[What is needed] Copy all records verbatim.
------ Excerpted records ------
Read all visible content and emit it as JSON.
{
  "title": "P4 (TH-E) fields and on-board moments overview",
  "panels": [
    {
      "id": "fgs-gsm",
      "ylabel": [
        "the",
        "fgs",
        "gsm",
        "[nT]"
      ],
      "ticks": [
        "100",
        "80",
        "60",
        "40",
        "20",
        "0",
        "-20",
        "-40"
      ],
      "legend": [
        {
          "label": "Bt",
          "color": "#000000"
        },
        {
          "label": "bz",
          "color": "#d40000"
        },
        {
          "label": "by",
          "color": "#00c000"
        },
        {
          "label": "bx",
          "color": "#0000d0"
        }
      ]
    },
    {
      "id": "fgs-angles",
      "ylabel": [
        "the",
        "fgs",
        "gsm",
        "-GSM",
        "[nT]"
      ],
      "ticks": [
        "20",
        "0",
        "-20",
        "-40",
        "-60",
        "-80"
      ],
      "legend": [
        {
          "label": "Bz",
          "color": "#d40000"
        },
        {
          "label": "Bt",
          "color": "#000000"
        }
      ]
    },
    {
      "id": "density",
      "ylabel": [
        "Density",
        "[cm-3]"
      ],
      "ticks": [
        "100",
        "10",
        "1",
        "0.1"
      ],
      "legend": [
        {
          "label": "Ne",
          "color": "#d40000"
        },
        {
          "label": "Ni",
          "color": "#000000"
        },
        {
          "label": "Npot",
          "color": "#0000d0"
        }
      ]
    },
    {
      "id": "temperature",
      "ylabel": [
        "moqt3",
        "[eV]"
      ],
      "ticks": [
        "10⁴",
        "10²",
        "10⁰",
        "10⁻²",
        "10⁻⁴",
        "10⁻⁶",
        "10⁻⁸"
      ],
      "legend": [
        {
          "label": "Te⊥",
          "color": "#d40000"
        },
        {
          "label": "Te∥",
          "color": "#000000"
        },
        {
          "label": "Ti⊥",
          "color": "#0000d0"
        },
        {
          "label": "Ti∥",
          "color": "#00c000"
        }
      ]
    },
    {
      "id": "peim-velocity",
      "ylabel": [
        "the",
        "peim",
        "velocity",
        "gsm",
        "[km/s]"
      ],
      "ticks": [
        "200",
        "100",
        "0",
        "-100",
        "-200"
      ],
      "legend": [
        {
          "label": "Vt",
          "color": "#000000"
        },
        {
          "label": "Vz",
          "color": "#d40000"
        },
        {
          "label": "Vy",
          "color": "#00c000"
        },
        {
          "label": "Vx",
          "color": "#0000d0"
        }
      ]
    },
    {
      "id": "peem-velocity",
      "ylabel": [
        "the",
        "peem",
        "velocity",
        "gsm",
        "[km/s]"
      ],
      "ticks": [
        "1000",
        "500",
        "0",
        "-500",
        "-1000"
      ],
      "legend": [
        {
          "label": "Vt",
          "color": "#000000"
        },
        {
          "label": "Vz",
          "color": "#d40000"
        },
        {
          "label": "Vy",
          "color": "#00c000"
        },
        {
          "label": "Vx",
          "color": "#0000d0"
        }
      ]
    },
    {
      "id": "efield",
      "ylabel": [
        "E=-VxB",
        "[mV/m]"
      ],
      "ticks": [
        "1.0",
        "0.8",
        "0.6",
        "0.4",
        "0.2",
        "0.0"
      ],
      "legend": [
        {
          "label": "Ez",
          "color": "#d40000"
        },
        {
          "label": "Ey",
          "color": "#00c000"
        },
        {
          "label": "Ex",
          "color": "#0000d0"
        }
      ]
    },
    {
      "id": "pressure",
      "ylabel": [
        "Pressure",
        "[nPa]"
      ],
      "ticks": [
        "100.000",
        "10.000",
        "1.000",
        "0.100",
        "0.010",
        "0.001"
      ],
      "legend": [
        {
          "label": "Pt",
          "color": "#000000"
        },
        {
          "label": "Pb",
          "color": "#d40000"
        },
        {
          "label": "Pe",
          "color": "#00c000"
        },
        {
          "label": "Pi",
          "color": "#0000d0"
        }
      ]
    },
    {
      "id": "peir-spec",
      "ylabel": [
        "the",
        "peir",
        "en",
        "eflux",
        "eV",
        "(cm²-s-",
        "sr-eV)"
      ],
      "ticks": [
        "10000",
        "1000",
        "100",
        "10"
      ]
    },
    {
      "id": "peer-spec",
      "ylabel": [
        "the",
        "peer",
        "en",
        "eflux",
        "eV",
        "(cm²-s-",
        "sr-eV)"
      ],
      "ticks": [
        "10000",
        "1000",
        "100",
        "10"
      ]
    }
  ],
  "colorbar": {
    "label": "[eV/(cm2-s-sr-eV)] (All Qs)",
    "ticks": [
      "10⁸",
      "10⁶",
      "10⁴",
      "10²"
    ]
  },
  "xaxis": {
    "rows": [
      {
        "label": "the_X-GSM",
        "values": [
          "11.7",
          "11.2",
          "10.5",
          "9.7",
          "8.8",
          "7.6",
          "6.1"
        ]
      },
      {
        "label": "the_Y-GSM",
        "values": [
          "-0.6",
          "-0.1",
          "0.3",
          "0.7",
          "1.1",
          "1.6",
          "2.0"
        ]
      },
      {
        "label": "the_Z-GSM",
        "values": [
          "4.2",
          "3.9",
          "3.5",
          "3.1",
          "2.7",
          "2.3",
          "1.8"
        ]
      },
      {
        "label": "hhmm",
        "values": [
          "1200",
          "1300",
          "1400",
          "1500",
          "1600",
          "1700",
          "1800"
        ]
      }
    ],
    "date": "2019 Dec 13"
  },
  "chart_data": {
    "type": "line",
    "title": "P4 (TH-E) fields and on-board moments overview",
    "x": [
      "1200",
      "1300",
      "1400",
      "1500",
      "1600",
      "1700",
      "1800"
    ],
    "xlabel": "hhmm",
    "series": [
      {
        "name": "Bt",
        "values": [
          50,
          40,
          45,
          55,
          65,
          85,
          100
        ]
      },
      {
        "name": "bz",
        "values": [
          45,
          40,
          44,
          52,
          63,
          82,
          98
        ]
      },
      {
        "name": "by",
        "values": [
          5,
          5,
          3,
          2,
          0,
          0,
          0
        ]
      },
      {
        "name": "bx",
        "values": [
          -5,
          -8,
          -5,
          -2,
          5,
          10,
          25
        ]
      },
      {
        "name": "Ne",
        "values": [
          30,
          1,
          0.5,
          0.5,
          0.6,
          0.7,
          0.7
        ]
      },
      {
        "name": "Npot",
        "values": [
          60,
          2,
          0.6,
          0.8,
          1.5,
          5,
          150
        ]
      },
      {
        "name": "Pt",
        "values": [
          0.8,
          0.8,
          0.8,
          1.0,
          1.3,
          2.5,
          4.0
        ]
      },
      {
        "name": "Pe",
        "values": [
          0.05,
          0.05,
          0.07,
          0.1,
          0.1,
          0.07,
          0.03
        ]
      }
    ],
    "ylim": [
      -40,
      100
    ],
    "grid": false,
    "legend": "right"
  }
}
------
[Correct result]
Read all visible content and emit it as JSON.
{
  "title": "P4 (TH-E) fields and on-board moments overview",
  "panels": [
    {
      "id": "fgs-gsm",
      "ylabel": [
        "the",
        "fgs",
        "gsm",
        "[nT]"
      ],
      "ticks": [
        "100",
        "80",
        "60",
        "40",
        "20",
        "0",
        "-20",
        "-40"
      ],
      "legend": [
        {
          "label": "Bt",
          "color": "#000000"
        },
        {
          "label": "bz",
          "color": "#d40000"
        },
        {
          "label": "by",
          "color": "#00c000"
        },
        {
          "label": "bx",
          "color": "#0000d0"
        }
      ]
    },
    {
      "id": "fgs-angles",
      "ylabel": [
        "the",
        "fgs",
        "gsm",
        "-GSM",
        "[nT]"
      ],
      "ticks": [
        "20",
        "0",
        "-20",
        "-40",
        "-60",
        "-80"
      ],
      "legend": [
        {
          "label": "Bz",
          "color": "#d40000"
        },
        {
          "label": "Bt",
          "color": "#000000"
        }
      ]
    },
    {
      "id": "density",
      "ylabel": [
        "Density",
        "[cm-3]"
      ],
      "ticks": [
        "100",
        "10",
        "1",
        "0.1"
      ],
      "legend": [
        {
          "label": "Ne",
          "color": "#d40000"
        },
        {
          "label": "Ni",
          "color": "#000000"
        },
        {
          "label": "Npot",
          "color": "#0000d0"
        }
      ]
    },
    {
      "id": "temperature",
      "ylabel": [
        "moqt3",
        "[eV]"
      ],
      "ticks": [
        "10⁴",
        "10²",
        "10⁰",
        "10⁻²",
        "10⁻⁴",
        "10⁻⁶",
        "10⁻⁸"
      ],
      "legend": [
        {
          "label": "Te⊥",
          "color": "#d40000"
        },
        {
          "label": "Te∥",
          "color": "#000000"
        },
        {
          "label": "Ti⊥",
          "color": "#0000d0"
        },
        {
          "label": "Ti∥",
          "color": "#00c000"
        }
      ]
    },
    {
      "id": "peim-velocity",
      "ylabel": [
        "the",
        "peim",
        "velocity",
        "gsm",
        "[km/s]"
      ],
      "ticks": [
        "200",
        "100",
        "0",
        "-100",
        "-200"
      ],
      "legend": [
        {
          "label": "Vt",
          "color": "#000000"
        },
        {
          "label": "Vz",
          "color": "#d40000"
        },
        {
          "label": "Vy",
          "color": "#00c000"
        },
        {
          "label": "Vx",
          "color": "#0000d0"
        }
      ]
    },
    {
      "id": "peem-velocity",
      "ylabel": [
        "the",
        "peem",
        "velocity",
        "gsm",
        "[km/s]"
      ],
      "ticks": [
        "1000",
        "500",
        "0",
        "-500",
        "-1000"
      ],
      "legend": [
        {
          "label": "Vt",
          "color": "#000000"
        },
        {
          "label": "Vz",
          "color": "#d40000"
        },
        {
          "label": "Vy",
          "color": "#00c000"
        },
        {
          "label": "Vx",
          "color": "#0000d0"
        }
      ]
    },
    {
      "id": "efield",
      "ylabel": [
        "E=-VxB",
        "[mV/m]"
      ],
      "ticks": [
        "1.0",
        "0.8",
        "0.6",
        "0.4",
        "0.2",
        "0.0"
      ],
      "legend": [
        {
          "label": "Ez",
          "color": "#d40000"
        },
        {
          "label": "Ey",
          "color": "#00c000"
        },
        {
          "label": "Ex",
          "color": "#0000d0"
        }
      ]
    },
    {
      "id": "pressure",
      "ylabel": [
        "Pressure",
        "[nPa]"
      ],
      "ticks": [
        "100.000",
        "10.000",
        "1.000",
        "0.100",
        "0.010",
        "0.001"
      ],
      "legend": [
        {
          "label": "Pt",
          "color": "#000000"
        },
        {
          "label": "Pb",
          "color": "#d40000"
        },
        {
          "label": "Pe",
          "color": "#00c000"
        },
        {
          "label": "Pi",
          "color": "#0000d0"
        }
      ]
    },
    {
      "id": "peir-spec",
      "ylabel": [
        "the",
        "peir",
        "en",
        "eflux",
        "eV",
        "(cm²-s-",
        "sr-eV)"
      ],
      "ticks": [
        "10000",
        "1000",
        "100",
        "10"
      ]
    },
    {
      "id": "peer-spec",
      "ylabel": [
        "the",
        "peer",
        "en",
        "eflux",
        "eV",
        "(cm²-s-",
        "sr-eV)"
      ],
      "ticks": [
        "10000",
        "1000",
        "100",
        "10"
      ]
    }
  ],
  "colorbar": {
    "label": "[eV/(cm2-s-sr-eV)] (All Qs)",
    "ticks": [
      "10⁸",
      "10⁶",
      "10⁴",
      "10²"
    ]
  },
  "xaxis": {
    "rows": [
      {
        "label": "the_X-GSM",
        "values": [
          "11.7",
          "11.2",
          "10.5",
          "9.7",
          "8.8",
          "7.6",
          "6.1"
        ]
      },
      {
        "label": "the_Y-GSM",
        "values": [
          "-0.6",
          "-0.1",
          "0.3",
          "0.7",
          "1.1",
          "1.6",
          "2.0"
        ]
      },
      {
        "label": "the_Z-GSM",
        "values": [
          "4.2",
          "3.9",
          "3.5",
          "3.1",
          "2.7",
          "2.3",
          "1.8"
        ]
      },
      {
        "label": "hhmm",
        "values": [
          "1200",
          "1300",
          "1400",
          "1500",
          "1600",
          "1700",
          "1800"
        ]
      }
    ],
    "date": "2019 Dec 13"
  },
  "chart_data": {
    "type": "line",
    "title": "P4 (TH-E) fields and on-board moments overview",
    "x": [
      "1200",
      "1300",
      "1400",
      "1500",
      "1600",
      "1700",
      "1800"
    ],
    "xlabel": "hhmm",
    "series": [
      {
        "name": "Bt",
        "values": [
          50,
          40,
          45,
          55,
          65,
          85,
          100
        ]
      },
      {
        "name": "bz",
        "values": [
          45,
          40,
          44,
          52,
          63,
          82,
          98
        ]
      },
      {
        "name": "by",
        "values": [
          5,
          5,
          3,
          2,
          0,
          0,
          0
        ]
      },
      {
        "name": "bx",
        "values": [
          -5,
          -8,
          -5,
          -2,
          5,
          10,
          25
        ]
      },
      {
        "name": "Ne",
        "values": [
          30,
          1,
          0.5,
          0.5,
          0.6,
          0.7,
          0.7
        ]
      },
      {
        "name": "Npot",
        "values": [
          60,
          2,
          0.6,
          0.8,
          1.5,
          5,
          150
        ]
      },
      {
        "name": "Pt",
        "values": [
          0.8,
          0.8,
          0.8,
          1.0,
          1.3,
          2.5,
          4.0
        ]
      },
      {
        "name": "Pe",
        "values": [
          0.05,
          0.05,
          0.07,
          0.1,
          0.1,
          0.07,
          0.03
        ]
      }
    ],
    "ylim": [
      -40,
      100
    ],
    "grid": false,
    "legend": "right"
  }
}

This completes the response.